* Document segment *
OPINION / ASIAN REVIEW
NATO expansion into Asia will divert focus away from regional devt and prosperity
Published: Feb 12, 2023 08:36 PM
Illustration: Chen Xia/Global Times

Illustration: Chen Xia/Global Times

These are peculiar and busy times in East Asia. Peculiar, because this part of the world has enjoyed relative peace and stability as normality for more than a few decades, with most countries in the region consciously refraining from engaging in protracted and costly wars with one another, unlike in some other parts of the world where long and debilitating wars, both cross-border and domestic, have become the order of the day.

With such peace and stability came an energy and focus on development, which then led to prosperity for most countries in the region. Indeed, since more than half a century ago, East Asia had clinched one economic miracle after another. Even during the heights of the coronavirus pandemic, East Asia still enjoyed some of the highest economic growth figures globally. But again, such spectacular achievements were fundamentally enabled by the peace and stability that have blessed the region. There could be no development but only destruction if war befalls one's doorsteps.

In recent years the two superpowers eyeing each other across the vast Pacific Ocean increasingly do not see eye to eye with one another. For many decades the US and China had enjoyed cordial and productive bilateral relations that brought about countless benefits for both sides. Theirs was the largest amount of trade volume in world history. Nevertheless, an increasingly bipartisan consensus was formed within American political elite circles that viewed a rising China as a malignant strategic competitor out to challenge the American global hegemony, a clear target to vigorously fight against, and not to assiduously work with as not so long ago. Never mind if it were the Republicans or the Democrats who control either the White House or the US Congress - they mostly treat China as a mortal enemy to defeat the sooner the better. Conversely, there also gradually emerged in China a view that sees the US as deliberating attempting to thwart China's rise to the world stage, a sort of containment which China must break free of in order to realize its national destiny.

Page layout parsing data:

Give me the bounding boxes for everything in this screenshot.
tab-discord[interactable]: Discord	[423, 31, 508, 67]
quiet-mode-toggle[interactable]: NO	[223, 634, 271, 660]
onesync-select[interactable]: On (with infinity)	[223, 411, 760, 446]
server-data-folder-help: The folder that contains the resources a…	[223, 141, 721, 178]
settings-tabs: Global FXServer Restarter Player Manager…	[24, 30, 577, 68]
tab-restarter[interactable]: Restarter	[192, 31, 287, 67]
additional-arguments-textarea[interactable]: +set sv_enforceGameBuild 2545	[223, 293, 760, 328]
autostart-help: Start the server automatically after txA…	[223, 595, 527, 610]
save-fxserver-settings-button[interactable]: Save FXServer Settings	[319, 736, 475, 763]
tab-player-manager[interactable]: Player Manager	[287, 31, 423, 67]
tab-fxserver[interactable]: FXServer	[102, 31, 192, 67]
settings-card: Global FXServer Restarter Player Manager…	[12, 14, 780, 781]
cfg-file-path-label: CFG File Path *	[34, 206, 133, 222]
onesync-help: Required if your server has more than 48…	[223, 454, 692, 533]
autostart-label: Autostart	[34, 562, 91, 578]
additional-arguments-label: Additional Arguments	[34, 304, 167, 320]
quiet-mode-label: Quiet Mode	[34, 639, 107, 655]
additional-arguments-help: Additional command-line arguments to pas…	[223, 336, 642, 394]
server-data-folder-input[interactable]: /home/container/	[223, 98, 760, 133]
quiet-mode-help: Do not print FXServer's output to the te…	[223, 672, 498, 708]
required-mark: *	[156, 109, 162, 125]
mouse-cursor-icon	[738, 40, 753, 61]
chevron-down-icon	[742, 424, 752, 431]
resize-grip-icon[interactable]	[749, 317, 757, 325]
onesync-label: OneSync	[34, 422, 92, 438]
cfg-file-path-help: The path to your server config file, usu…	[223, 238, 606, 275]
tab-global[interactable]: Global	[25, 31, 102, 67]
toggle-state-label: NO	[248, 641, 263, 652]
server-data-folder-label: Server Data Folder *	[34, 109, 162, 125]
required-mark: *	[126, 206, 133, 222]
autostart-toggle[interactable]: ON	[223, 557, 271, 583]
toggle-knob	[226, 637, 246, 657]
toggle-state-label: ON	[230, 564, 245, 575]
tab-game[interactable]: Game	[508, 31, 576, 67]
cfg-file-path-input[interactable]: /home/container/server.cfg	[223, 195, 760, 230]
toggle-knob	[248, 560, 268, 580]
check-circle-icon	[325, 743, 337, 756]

* Instructions for the task *
According to the opinion piece on NATO expansion into Asia, what did the US and China have that was the largest in world history?

* Solution to the problem *
The largest amount of trade volume in world history.